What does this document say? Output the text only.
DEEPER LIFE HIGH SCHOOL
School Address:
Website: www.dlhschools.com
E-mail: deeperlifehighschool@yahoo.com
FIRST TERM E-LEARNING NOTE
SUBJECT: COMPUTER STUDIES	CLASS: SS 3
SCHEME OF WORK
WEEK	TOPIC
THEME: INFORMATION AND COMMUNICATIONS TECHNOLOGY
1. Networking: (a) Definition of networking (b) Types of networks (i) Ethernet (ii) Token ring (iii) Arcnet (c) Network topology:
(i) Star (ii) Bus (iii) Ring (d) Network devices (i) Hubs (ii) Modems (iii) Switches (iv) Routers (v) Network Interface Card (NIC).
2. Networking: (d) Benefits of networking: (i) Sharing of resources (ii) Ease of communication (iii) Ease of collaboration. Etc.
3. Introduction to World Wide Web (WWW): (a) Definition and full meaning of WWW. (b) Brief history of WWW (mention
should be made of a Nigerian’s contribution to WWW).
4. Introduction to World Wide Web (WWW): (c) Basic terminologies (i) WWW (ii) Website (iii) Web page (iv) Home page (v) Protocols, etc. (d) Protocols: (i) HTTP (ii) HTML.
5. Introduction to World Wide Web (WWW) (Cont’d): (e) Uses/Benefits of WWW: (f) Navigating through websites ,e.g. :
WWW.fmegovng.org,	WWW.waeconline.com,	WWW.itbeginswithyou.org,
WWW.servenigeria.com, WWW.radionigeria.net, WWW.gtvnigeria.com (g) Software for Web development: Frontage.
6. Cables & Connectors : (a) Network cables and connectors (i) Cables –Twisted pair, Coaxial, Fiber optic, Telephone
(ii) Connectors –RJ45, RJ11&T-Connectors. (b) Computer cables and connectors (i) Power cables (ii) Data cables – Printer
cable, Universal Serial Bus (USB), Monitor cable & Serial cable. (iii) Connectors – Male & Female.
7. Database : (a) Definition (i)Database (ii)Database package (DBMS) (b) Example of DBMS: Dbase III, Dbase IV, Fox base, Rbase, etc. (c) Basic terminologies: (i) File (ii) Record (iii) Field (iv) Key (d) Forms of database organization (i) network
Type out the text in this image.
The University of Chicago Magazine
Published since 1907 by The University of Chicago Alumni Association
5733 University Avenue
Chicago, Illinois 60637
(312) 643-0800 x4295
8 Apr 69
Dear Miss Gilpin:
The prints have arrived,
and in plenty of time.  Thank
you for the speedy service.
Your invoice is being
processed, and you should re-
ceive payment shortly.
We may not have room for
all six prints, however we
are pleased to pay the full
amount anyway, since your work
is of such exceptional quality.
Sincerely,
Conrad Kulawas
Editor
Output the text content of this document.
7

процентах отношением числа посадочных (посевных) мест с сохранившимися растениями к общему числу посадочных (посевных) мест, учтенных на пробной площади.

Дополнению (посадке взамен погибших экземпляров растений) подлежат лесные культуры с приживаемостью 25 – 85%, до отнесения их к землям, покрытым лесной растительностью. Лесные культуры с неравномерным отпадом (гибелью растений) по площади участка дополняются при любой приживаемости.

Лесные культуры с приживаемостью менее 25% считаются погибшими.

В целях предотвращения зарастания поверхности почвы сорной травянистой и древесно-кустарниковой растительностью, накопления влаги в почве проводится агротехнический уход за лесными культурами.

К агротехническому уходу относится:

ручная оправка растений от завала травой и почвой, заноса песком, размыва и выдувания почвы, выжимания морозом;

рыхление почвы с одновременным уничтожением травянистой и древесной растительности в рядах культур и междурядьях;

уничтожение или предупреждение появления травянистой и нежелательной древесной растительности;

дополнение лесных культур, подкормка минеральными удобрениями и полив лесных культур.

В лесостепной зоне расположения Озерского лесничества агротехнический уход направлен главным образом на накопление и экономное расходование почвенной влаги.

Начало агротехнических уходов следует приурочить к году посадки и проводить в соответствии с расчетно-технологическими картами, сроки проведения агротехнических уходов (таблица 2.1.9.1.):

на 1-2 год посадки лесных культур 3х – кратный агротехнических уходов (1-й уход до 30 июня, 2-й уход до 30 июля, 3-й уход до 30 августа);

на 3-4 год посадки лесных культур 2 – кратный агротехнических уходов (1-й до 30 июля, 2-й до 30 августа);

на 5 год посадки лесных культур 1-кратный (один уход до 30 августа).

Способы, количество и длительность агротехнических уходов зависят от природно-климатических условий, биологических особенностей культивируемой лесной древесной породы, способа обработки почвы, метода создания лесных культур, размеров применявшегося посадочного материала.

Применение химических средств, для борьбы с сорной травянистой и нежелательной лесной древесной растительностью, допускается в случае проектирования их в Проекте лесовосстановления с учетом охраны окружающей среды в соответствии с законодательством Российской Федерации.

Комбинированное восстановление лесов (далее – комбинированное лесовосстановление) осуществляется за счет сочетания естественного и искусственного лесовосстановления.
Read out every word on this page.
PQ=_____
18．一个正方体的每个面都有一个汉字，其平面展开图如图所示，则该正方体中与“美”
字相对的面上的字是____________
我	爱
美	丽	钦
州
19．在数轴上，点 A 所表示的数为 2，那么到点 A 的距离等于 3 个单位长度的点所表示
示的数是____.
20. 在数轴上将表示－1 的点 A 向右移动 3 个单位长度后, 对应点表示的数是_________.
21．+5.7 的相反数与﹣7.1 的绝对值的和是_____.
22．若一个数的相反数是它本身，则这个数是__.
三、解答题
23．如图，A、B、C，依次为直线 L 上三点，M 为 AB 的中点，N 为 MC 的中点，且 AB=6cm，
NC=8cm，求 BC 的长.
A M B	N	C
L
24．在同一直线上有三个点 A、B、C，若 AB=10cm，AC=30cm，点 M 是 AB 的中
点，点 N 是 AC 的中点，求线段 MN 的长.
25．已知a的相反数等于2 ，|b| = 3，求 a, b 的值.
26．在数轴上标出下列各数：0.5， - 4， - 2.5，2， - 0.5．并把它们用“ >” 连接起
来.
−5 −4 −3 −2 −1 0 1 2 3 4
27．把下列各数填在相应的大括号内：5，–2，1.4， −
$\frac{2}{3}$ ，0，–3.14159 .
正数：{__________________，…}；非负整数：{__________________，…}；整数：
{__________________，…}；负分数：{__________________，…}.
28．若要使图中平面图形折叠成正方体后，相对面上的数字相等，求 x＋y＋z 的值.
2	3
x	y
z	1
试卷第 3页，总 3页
○ ○ ○ ○ ○
Task description:
Recopy the entries above exactly, with every line included.

Result of this exercise:
What does this document say? Output the text only.
DEEPER LIFE HIGH SCHOOL
School Address:
Website: www.dlhschools.com
E-mail: deeperlifehighschool@yahoo.com
FIRST TERM E-LEARNING NOTE
SUBJECT: COMPUTER STUDIES	CLASS: SS 3
SCHEME OF WORK
WEEK	TOPIC
THEME: INFORMATION AND COMMUNICATIONS TECHNOLOGY
1. Networking: (a) Definition of networking (b) Types of networks (i) Ethernet (ii) Token ring (iii) Arcnet (c) Network topology:
(i) Star (ii) Bus (iii) Ring (d) Network devices (i) Hubs (ii) Modems (iii) Switches (iv) Routers (v) Network Interface Card (NIC).
2. Networking: (d) Benefits of networking: (i) Sharing of resources (ii) Ease of communication (iii) Ease of collaboration. Etc.
3. Introduction to World Wide Web (WWW): (a) Definition and full meaning of WWW. (b) Brief history of WWW (mention
should be made of a Nigerian’s contribution to WWW).
4. Introduction to World Wide Web (WWW): (c) Basic terminologies (i) WWW (ii) Website (iii) Web page (iv) Home page (v) Protocols, etc. (d) Protocols: (i) HTTP (ii) HTML.
5. Introduction to World Wide Web (WWW) (Cont’d): (e) Uses/Benefits of WWW: (f) Navigating through websites ,e.g. :
WWW.fmegovng.org,	WWW.waeconline.com,	WWW.itbeginswithyou.org,
WWW.servenigeria.com, WWW.radionigeria.net, WWW.gtvnigeria.com (g) Software for Web development: Frontage.
6. Cables & Connectors : (a) Network cables and connectors (i) Cables –Twisted pair, Coaxial, Fiber optic, Telephone
(ii) Connectors –RJ45, RJ11&T-Connectors. (b) Computer cables and connectors (i) Power cables (ii) Data cables – Printer
cable, Universal Serial Bus (USB), Monitor cable & Serial cable. (iii) Connectors – Male & Female.
7. Database : (a) Definition (i)Database (ii)Database package (DBMS) (b) Example of DBMS: Dbase III, Dbase IV, Fox base, Rbase, etc. (c) Basic terminologies: (i) File (ii) Record (iii) Field (iv) Key (d) Forms of database organization (i) network
Type out the text in this image.
The University of Chicago Magazine
Published since 1907 by The University of Chicago Alumni Association
5733 University Avenue
Chicago, Illinois 60637
(312) 643-0800 x4295
8 Apr 69
Dear Miss Gilpin:
The prints have arrived,
and in plenty of time.  Thank
you for the speedy service.
Your invoice is being
processed, and you should re-
ceive payment shortly.
We may not have room for
all six prints, however we
are pleased to pay the full
amount anyway, since your work
is of such exceptional quality.
Sincerely,
Conrad Kulawas
Editor
Output the text content of this document.
7

процентах отношением числа посадочных (посевных) мест с сохранившимися растениями к общему числу посадочных (посевных) мест, учтенных на пробной площади.

Дополнению (посадке взамен погибших экземпляров растений) подлежат лесные культуры с приживаемостью 25 – 85%, до отнесения их к землям, покрытым лесной растительностью. Лесные культуры с неравномерным отпадом (гибелью растений) по площади участка дополняются при любой приживаемости.

Лесные культуры с приживаемостью менее 25% считаются погибшими.

В целях предотвращения зарастания поверхности почвы сорной травянистой и древесно-кустарниковой растительностью, накопления влаги в почве проводится агротехнический уход за лесными культурами.

К агротехническому уходу относится:

ручная оправка растений от завала травой и почвой, заноса песком, размыва и выдувания почвы, выжимания морозом;

рыхление почвы с одновременным уничтожением травянистой и древесной растительности в рядах культур и междурядьях;

уничтожение или предупреждение появления травянистой и нежелательной древесной растительности;

дополнение лесных культур, подкормка минеральными удобрениями и полив лесных культур.

В лесостепной зоне расположения Озерского лесничества агротехнический уход направлен главным образом на накопление и экономное расходование почвенной влаги.

Начало агротехнических уходов следует приурочить к году посадки и проводить в соответствии с расчетно-технологическими картами, сроки проведения агротехнических уходов (таблица 2.1.9.1.):

на 1-2 год посадки лесных культур 3х – кратный агротехнических уходов (1-й уход до 30 июня, 2-й уход до 30 июля, 3-й уход до 30 августа);

на 3-4 год посадки лесных культур 2 – кратный агротехнических уходов (1-й до 30 июля, 2-й до 30 августа);

на 5 год посадки лесных культур 1-кратный (один уход до 30 августа).

Способы, количество и длительность агротехнических уходов зависят от природно-климатических условий, биологических особенностей культивируемой лесной древесной породы, способа обработки почвы, метода создания лесных культур, размеров применявшегося посадочного материала.

Применение химических средств, для борьбы с сорной травянистой и нежелательной лесной древесной растительностью, допускается в случае проектирования их в Проекте лесовосстановления с учетом охраны окружающей среды в соответствии с законодательством Российской Федерации.

Комбинированное восстановление лесов (далее – комбинированное лесовосстановление) осуществляется за счет сочетания естественного и искусственного лесовосстановления.
Read out every word on this page.
PQ=_____
18．一个正方体的每个面都有一个汉字，其平面展开图如图所示，则该正方体中与“美”
字相对的面上的字是____________
我	爱
美	丽	钦
州
19．在数轴上，点 A 所表示的数为 2，那么到点 A 的距离等于 3 个单位长度的点所表示
示的数是____.
20. 在数轴上将表示－1 的点 A 向右移动 3 个单位长度后, 对应点表示的数是_________.
21．+5.7 的相反数与﹣7.1 的绝对值的和是_____.
22．若一个数的相反数是它本身，则这个数是__.
三、解答题
23．如图，A、B、C，依次为直线 L 上三点，M 为 AB 的中点，N 为 MC 的中点，且 AB=6cm，
NC=8cm，求 BC 的长.
A M B	N	C
L
24．在同一直线上有三个点 A、B、C，若 AB=10cm，AC=30cm，点 M 是 AB 的中
点，点 N 是 AC 的中点，求线段 MN 的长.
25．已知a的相反数等于2 ，|b| = 3，求 a, b 的值.
26．在数轴上标出下列各数：0.5， - 4， - 2.5，2， - 0.5．并把它们用“ >” 连接起
来.
−5 −4 −3 −2 −1 0 1 2 3 4
27．把下列各数填在相应的大括号内：5，–2，1.4， −
$\frac{2}{3}$ ，0，–3.14159 .
正数：{__________________，…}；非负整数：{__________________，…}；整数：
{__________________，…}；负分数：{__________________，…}.
28．若要使图中平面图形折叠成正方体后，相对面上的数字相等，求 x＋y＋z 的值.
2	3
x	y
z	1
试卷第 3页，总 3页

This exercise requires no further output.